**Stored dataset items**

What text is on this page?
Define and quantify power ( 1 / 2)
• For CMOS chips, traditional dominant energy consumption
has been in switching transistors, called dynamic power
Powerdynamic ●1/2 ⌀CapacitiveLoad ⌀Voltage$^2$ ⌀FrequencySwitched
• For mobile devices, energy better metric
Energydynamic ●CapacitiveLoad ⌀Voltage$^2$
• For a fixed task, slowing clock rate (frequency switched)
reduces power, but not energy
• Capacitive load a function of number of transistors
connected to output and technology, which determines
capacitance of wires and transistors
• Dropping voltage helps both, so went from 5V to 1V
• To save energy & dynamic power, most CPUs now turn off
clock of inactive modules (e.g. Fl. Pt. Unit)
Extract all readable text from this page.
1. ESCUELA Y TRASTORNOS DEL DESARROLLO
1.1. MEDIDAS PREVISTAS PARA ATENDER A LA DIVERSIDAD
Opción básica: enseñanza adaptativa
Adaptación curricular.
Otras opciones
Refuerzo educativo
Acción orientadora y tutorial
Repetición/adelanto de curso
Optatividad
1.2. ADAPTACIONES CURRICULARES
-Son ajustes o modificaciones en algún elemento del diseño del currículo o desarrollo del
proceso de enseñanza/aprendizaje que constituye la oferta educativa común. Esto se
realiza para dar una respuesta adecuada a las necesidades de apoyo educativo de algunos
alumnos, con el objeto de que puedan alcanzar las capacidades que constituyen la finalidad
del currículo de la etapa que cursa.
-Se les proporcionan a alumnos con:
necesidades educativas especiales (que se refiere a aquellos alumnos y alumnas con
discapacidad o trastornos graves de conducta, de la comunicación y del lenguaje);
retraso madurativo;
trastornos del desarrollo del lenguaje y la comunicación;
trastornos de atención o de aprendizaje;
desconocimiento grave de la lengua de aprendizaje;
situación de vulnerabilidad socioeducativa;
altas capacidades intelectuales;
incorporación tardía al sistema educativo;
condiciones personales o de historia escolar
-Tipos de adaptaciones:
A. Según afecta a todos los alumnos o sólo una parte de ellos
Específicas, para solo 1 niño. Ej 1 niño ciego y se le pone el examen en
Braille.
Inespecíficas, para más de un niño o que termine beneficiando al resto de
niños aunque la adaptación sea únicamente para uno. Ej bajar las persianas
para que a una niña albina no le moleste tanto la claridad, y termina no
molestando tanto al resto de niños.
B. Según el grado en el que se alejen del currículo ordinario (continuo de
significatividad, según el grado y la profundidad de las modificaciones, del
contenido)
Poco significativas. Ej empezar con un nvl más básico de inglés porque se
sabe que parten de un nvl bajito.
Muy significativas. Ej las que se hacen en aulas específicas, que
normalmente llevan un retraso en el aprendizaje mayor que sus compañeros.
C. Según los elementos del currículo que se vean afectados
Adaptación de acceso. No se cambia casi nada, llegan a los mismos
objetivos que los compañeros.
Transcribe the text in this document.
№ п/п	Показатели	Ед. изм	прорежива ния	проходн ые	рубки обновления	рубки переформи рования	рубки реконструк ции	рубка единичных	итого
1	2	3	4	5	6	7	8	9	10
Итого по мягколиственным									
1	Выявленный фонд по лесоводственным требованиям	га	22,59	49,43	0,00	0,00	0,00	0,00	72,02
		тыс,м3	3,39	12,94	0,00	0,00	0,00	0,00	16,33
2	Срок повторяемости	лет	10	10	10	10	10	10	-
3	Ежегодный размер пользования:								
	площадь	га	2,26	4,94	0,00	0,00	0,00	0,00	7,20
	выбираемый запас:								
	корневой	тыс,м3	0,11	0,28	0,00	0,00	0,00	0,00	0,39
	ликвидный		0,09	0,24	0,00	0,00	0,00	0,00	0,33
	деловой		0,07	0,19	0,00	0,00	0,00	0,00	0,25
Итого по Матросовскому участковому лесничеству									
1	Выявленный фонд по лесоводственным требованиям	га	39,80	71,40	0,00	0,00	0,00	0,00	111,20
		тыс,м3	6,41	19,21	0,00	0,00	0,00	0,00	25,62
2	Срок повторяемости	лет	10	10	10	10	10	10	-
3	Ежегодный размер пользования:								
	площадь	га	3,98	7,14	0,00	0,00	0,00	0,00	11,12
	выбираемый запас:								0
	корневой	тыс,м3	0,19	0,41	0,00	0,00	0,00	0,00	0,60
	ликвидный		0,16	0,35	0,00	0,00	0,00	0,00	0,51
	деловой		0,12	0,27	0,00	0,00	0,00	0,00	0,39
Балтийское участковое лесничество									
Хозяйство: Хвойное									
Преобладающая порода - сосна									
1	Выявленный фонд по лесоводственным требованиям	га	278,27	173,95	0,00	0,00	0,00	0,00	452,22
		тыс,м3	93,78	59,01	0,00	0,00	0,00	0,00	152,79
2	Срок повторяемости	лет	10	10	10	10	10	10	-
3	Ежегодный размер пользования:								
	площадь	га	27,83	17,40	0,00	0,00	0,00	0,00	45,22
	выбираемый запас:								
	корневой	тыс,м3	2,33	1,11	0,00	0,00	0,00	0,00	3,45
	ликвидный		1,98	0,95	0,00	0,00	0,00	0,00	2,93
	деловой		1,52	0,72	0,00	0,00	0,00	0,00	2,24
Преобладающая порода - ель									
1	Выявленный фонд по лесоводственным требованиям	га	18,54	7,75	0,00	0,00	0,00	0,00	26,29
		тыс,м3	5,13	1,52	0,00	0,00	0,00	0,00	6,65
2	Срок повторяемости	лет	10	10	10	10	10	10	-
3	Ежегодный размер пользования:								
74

**Task brief**
Repeat the material word for word, in full.

**Full output**
What text is on this page?
Define and quantify power ( 1 / 2)
• For CMOS chips, traditional dominant energy consumption
has been in switching transistors, called dynamic power
Powerdynamic ●1/2 ⌀CapacitiveLoad ⌀Voltage$^2$ ⌀FrequencySwitched
• For mobile devices, energy better metric
Energydynamic ●CapacitiveLoad ⌀Voltage$^2$
• For a fixed task, slowing clock rate (frequency switched)
reduces power, but not energy
• Capacitive load a function of number of transistors
connected to output and technology, which determines
capacitance of wires and transistors
• Dropping voltage helps both, so went from 5V to 1V
• To save energy & dynamic power, most CPUs now turn off
clock of inactive modules (e.g. Fl. Pt. Unit)
Extract all readable text from this page.
1. ESCUELA Y TRASTORNOS DEL DESARROLLO
1.1. MEDIDAS PREVISTAS PARA ATENDER A LA DIVERSIDAD
Opción básica: enseñanza adaptativa
Adaptación curricular.
Otras opciones
Refuerzo educativo
Acción orientadora y tutorial
Repetición/adelanto de curso
Optatividad
1.2. ADAPTACIONES CURRICULARES
-Son ajustes o modificaciones en algún elemento del diseño del currículo o desarrollo del
proceso de enseñanza/aprendizaje que constituye la oferta educativa común. Esto se
realiza para dar una respuesta adecuada a las necesidades de apoyo educativo de algunos
alumnos, con el objeto de que puedan alcanzar las capacidades que constituyen la finalidad
del currículo de la etapa que cursa.
-Se les proporcionan a alumnos con:
necesidades educativas especiales (que se refiere a aquellos alumnos y alumnas con
discapacidad o trastornos graves de conducta, de la comunicación y del lenguaje);
retraso madurativo;
trastornos del desarrollo del lenguaje y la comunicación;
trastornos de atención o de aprendizaje;
desconocimiento grave de la lengua de aprendizaje;
situación de vulnerabilidad socioeducativa;
altas capacidades intelectuales;
incorporación tardía al sistema educativo;
condiciones personales o de historia escolar
-Tipos de adaptaciones:
A. Según afecta a todos los alumnos o sólo una parte de ellos
Específicas, para solo 1 niño. Ej 1 niño ciego y se le pone el examen en
Braille.
Inespecíficas, para más de un niño o que termine beneficiando al resto de
niños aunque la adaptación sea únicamente para uno. Ej bajar las persianas
para que a una niña albina no le moleste tanto la claridad, y termina no
molestando tanto al resto de niños.
B. Según el grado en el que se alejen del currículo ordinario (continuo de
significatividad, según el grado y la profundidad de las modificaciones, del
contenido)
Poco significativas. Ej empezar con un nvl más básico de inglés porque se
sabe que parten de un nvl bajito.
Muy significativas. Ej las que se hacen en aulas específicas, que
normalmente llevan un retraso en el aprendizaje mayor que sus compañeros.
C. Según los elementos del currículo que se vean afectados
Adaptación de acceso. No se cambia casi nada, llegan a los mismos
objetivos que los compañeros.
Transcribe the text in this document.
№ п/п	Показатели	Ед. изм	прорежива ния	проходн ые	рубки обновления	рубки переформи рования	рубки реконструк ции	рубка единичных	итого
1	2	3	4	5	6	7	8	9	10
Итого по мягколиственным									
1	Выявленный фонд по лесоводственным требованиям	га	22,59	49,43	0,00	0,00	0,00	0,00	72,02
		тыс,м3	3,39	12,94	0,00	0,00	0,00	0,00	16,33
2	Срок повторяемости	лет	10	10	10	10	10	10	-
3	Ежегодный размер пользования:								
	площадь	га	2,26	4,94	0,00	0,00	0,00	0,00	7,20
	выбираемый запас:								
	корневой	тыс,м3	0,11	0,28	0,00	0,00	0,00	0,00	0,39
	ликвидный		0,09	0,24	0,00	0,00	0,00	0,00	0,33
	деловой		0,07	0,19	0,00	0,00	0,00	0,00	0,25
Итого по Матросовскому участковому лесничеству									
1	Выявленный фонд по лесоводственным требованиям	га	39,80	71,40	0,00	0,00	0,00	0,00	111,20
		тыс,м3	6,41	19,21	0,00	0,00	0,00	0,00	25,62
2	Срок повторяемости	лет	10	10	10	10	10	10	-
3	Ежегодный размер пользования:								
	площадь	га	3,98	7,14	0,00	0,00	0,00	0,00	11,12
	выбираемый запас:								0
	корневой	тыс,м3	0,19	0,41	0,00	0,00	0,00	0,00	0,60
	ликвидный		0,16	0,35	0,00	0,00	0,00	0,00	0,51
	деловой		0,12	0,27	0,00	0,00	0,00	0,00	0,39
Балтийское участковое лесничество									
Хозяйство: Хвойное									
Преобладающая порода - сосна									
1	Выявленный фонд по лесоводственным требованиям	га	278,27	173,95	0,00	0,00	0,00	0,00	452,22
		тыс,м3	93,78	59,01	0,00	0,00	0,00	0,00	152,79
2	Срок повторяемости	лет	10	10	10	10	10	10	-
3	Ежегодный размер пользования:								
	площадь	га	27,83	17,40	0,00	0,00	0,00	0,00	45,22
	выбираемый запас:								
	корневой	тыс,м3	2,33	1,11	0,00	0,00	0,00	0,00	3,45
	ликвидный		1,98	0,95	0,00	0,00	0,00	0,00	2,93
	деловой		1,52	0,72	0,00	0,00	0,00	0,00	2,24
Преобладающая порода - ель									
1	Выявленный фонд по лесоводственным требованиям	га	18,54	7,75	0,00	0,00	0,00	0,00	26,29
		тыс,м3	5,13	1,52	0,00	0,00	0,00	0,00	6,65
2	Срок повторяемости	лет	10	10	10	10	10	10	-
3	Ежегодный размер пользования:								
74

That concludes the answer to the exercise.